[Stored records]
============================================================

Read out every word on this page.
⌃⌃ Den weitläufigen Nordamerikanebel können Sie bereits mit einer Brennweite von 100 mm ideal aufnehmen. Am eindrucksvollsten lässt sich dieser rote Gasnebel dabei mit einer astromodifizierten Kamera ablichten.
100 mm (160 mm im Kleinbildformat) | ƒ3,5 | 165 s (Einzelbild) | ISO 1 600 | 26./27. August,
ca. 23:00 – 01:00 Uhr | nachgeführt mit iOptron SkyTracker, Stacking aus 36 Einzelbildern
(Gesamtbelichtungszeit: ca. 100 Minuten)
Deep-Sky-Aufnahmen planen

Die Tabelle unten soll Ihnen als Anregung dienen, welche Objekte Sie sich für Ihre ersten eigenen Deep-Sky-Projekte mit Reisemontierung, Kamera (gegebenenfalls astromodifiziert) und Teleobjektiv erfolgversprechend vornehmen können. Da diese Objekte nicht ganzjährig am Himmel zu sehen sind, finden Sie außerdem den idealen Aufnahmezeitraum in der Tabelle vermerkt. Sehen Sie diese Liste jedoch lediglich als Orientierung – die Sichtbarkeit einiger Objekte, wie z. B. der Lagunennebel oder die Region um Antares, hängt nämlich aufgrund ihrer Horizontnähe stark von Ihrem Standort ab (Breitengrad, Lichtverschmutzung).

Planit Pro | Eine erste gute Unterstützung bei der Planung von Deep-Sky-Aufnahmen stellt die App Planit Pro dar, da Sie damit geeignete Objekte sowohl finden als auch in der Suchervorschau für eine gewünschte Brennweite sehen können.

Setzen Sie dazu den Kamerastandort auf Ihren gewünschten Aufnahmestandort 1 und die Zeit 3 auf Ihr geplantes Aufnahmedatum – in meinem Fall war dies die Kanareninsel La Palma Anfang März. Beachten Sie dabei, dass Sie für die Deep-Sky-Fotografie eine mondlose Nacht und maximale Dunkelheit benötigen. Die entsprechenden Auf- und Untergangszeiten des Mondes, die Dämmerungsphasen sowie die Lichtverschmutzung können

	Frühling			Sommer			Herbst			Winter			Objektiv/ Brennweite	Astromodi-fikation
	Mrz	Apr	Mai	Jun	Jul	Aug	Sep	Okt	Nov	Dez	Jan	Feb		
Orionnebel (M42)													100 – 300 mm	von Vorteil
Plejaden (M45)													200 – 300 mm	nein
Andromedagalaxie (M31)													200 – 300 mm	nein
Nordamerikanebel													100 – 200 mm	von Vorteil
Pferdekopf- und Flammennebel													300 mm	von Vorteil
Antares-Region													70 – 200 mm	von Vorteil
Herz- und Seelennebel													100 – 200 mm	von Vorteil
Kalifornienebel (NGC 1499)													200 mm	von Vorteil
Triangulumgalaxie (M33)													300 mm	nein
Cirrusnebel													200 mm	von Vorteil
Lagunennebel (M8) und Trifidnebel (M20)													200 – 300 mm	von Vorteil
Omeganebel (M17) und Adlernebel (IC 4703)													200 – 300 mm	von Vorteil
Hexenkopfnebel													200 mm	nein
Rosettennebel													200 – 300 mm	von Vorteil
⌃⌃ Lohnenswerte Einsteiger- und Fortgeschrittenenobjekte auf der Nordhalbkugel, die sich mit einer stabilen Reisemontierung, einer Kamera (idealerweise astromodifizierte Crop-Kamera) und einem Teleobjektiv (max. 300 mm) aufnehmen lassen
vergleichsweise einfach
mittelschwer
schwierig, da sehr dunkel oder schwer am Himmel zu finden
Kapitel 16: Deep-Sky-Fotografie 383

============================================================

Given exercise
Copy all lines from the listing that contain "Aufnahmen".

Written response
Deep-Sky-Aufnahmen planen
Planit Pro | Eine erste gute Unterstützung bei der Planung von Deep-Sky-Aufnahmen stellt die App Planit Pro dar, da Sie damit geeignete Objekte sowohl finden als auch in der Suchervorschau für eine gewünschte Brennweite sehen können.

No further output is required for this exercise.